Data extracted from a collection:
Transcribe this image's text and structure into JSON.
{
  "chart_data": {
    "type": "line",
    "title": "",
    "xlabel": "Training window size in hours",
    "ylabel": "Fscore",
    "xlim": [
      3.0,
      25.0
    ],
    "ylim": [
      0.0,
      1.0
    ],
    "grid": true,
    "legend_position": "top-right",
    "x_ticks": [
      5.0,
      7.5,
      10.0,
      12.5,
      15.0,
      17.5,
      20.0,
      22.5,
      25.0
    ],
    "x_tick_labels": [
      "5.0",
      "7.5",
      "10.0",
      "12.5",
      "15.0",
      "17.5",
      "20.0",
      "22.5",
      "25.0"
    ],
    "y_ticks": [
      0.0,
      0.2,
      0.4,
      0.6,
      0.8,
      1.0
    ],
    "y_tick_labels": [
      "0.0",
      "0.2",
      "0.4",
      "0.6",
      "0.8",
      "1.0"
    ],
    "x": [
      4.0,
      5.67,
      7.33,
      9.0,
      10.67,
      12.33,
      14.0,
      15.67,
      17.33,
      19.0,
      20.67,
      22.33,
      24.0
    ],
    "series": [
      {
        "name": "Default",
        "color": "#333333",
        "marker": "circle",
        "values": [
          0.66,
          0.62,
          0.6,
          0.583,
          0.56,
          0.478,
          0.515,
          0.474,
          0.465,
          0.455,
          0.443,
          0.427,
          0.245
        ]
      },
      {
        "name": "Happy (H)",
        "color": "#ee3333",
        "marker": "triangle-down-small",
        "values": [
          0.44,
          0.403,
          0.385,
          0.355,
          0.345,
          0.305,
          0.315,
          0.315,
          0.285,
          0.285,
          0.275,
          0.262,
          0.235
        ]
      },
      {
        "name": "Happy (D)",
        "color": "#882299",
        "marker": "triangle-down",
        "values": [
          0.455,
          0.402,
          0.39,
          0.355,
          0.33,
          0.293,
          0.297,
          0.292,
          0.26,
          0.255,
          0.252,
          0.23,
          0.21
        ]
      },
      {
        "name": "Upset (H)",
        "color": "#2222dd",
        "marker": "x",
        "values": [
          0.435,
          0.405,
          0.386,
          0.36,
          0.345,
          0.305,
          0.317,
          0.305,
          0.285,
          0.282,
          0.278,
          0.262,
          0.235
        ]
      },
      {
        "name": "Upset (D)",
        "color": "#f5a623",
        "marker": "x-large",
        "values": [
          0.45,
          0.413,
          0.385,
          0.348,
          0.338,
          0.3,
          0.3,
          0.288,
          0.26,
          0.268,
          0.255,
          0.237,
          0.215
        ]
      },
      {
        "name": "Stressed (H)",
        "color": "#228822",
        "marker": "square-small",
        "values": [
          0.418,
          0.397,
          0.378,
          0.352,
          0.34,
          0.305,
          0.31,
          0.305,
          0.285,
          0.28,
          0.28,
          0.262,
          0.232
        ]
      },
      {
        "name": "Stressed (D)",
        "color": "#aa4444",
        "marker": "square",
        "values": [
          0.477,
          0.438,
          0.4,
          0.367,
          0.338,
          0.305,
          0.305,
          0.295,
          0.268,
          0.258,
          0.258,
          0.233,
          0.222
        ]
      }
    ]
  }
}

AIM: Look above for lines with the word "name" and copy them all.

THE RESPONSE:
        "name": "Default",
        "name": "Happy (H)",
        "name": "Happy (D)",
        "name": "Upset (H)",
        "name": "Upset (D)",
        "name": "Stressed (H)",
        "name": "Stressed (D)",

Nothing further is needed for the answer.